_TASK PROMPT_. Return the listing below unchanged, minus its pictures.

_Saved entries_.
# # # #
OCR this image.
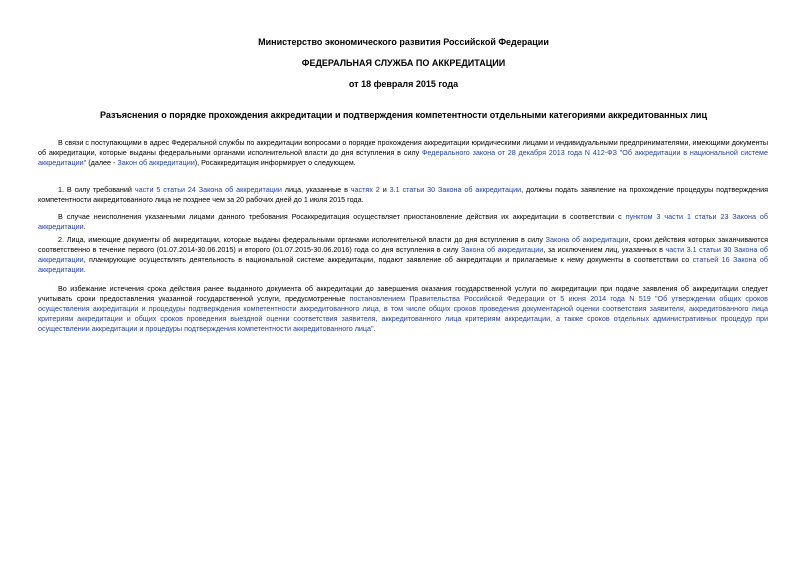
Министерство экономического развития Российской Федерации
ФЕДЕРАЛЬНАЯ СЛУЖБА ПО АККРЕДИТАЦИИ
от 18 февраля 2015 года
Разъяснения о порядке прохождения аккредитации и подтверждения компетентности отдельными категориями аккредитованных лиц

В связи с поступающими в адрес Федеральной службы по аккредитации вопросами о порядке прохождения аккредитации юридическими лицами и индивидуальными предпринимателями, имеющими документы об аккредитации, которые выданы федеральными органами исполнительной власти до дня вступления в силу Федерального закона от 28 декабря 2013 года N 412-ФЗ "Об аккредитации в национальной системе аккредитации" (далее - Закон об аккредитации), Росаккредитация информирует о следующем.

1. В силу требований части 5 статьи 24 Закона об аккредитации лица, указанные в частях 2 и 3.1 статьи 30 Закона об аккредитации, должны подать заявление на прохождение процедуры подтверждения компетентности аккредитованного лица не позднее чем за 20 рабочих дней до 1 июля 2015 года.

В случае неисполнения указанными лицами данного требования Росаккредитация осуществляет приостановление действия их аккредитации в соответствии с пунктом 3 части 1 статьи 23 Закона об аккредитации.

2. Лица, имеющие документы об аккредитации, которые выданы федеральными органами исполнительной власти до дня вступления в силу Закона об аккредитации, сроки действия которых заканчиваются соответственно в течение первого (01.07.2014-30.06.2015) и второго (01.07.2015-30.06.2016) года со дня вступления в силу Закона об аккредитации, за исключением лиц, указанных в части 3.1 статьи 30 Закона об аккредитации, планирующие осуществлять деятельность в национальной системе аккредитации, подают заявление об аккредитации и прилагаемые к нему документы в соответствии со статьей 16 Закона об аккредитации.

Во избежание истечения срока действия ранее выданного документа об аккредитации до завершения оказания государственной услуги по аккредитации при подаче заявления об аккредитации следует учитывать сроки предоставления указанной государственной услуги, предусмотренные постановлением Правительства Российской Федерации от 5 июня 2014 года N 519 "Об утверждении общих сроков осуществления аккредитации и процедуры подтверждения компетентности аккредитованного лица, в том числе общих сроков проведения документарной оценки соответствия заявителя, аккредитованного лица критериям аккредитации и общих сроков проведения выездной оценки соответствия заявителя, аккредитованного лица критериям аккредитации, а также сроков отдельных административных процедур при осуществлении аккредитации и процедуры подтверждения компетентности аккредитованного лица".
# # # #
_FULL OUTPUT_.
OCR this image.
Министерство экономического развития Российской Федерации
ФЕДЕРАЛЬНАЯ СЛУЖБА ПО АККРЕДИТАЦИИ
от 18 февраля 2015 года
Разъяснения о порядке прохождения аккредитации и подтверждения компетентности отдельными категориями аккредитованных лиц

В связи с поступающими в адрес Федеральной службы по аккредитации вопросами о порядке прохождения аккредитации юридическими лицами и индивидуальными предпринимателями, имеющими документы об аккредитации, которые выданы федеральными органами исполнительной власти до дня вступления в силу Федерального закона от 28 декабря 2013 года N 412-ФЗ "Об аккредитации в национальной системе аккредитации" (далее - Закон об аккредитации), Росаккредитация информирует о следующем.

1. В силу требований части 5 статьи 24 Закона об аккредитации лица, указанные в частях 2 и 3.1 статьи 30 Закона об аккредитации, должны подать заявление на прохождение процедуры подтверждения компетентности аккредитованного лица не позднее чем за 20 рабочих дней до 1 июля 2015 года.

В случае неисполнения указанными лицами данного требования Росаккредитация осуществляет приостановление действия их аккредитации в соответствии с пунктом 3 части 1 статьи 23 Закона об аккредитации.

2. Лица, имеющие документы об аккредитации, которые выданы федеральными органами исполнительной власти до дня вступления в силу Закона об аккредитации, сроки действия которых заканчиваются соответственно в течение первого (01.07.2014-30.06.2015) и второго (01.07.2015-30.06.2016) года со дня вступления в силу Закона об аккредитации, за исключением лиц, указанных в части 3.1 статьи 30 Закона об аккредитации, планирующие осуществлять деятельность в национальной системе аккредитации, подают заявление об аккредитации и прилагаемые к нему документы в соответствии со статьей 16 Закона об аккредитации.

Во избежание истечения срока действия ранее выданного документа об аккредитации до завершения оказания государственной услуги по аккредитации при подаче заявления об аккредитации следует учитывать сроки предоставления указанной государственной услуги, предусмотренные постановлением Правительства Российской Федерации от 5 июня 2014 года N 519 "Об утверждении общих сроков осуществления аккредитации и процедуры подтверждения компетентности аккредитованного лица, в том числе общих сроков проведения документарной оценки соответствия заявителя, аккредитованного лица критериям аккредитации и общих сроков проведения выездной оценки соответствия заявителя, аккредитованного лица критериям аккредитации, а также сроков отдельных административных процедур при осуществлении аккредитации и процедуры подтверждения компетентности аккредитованного лица".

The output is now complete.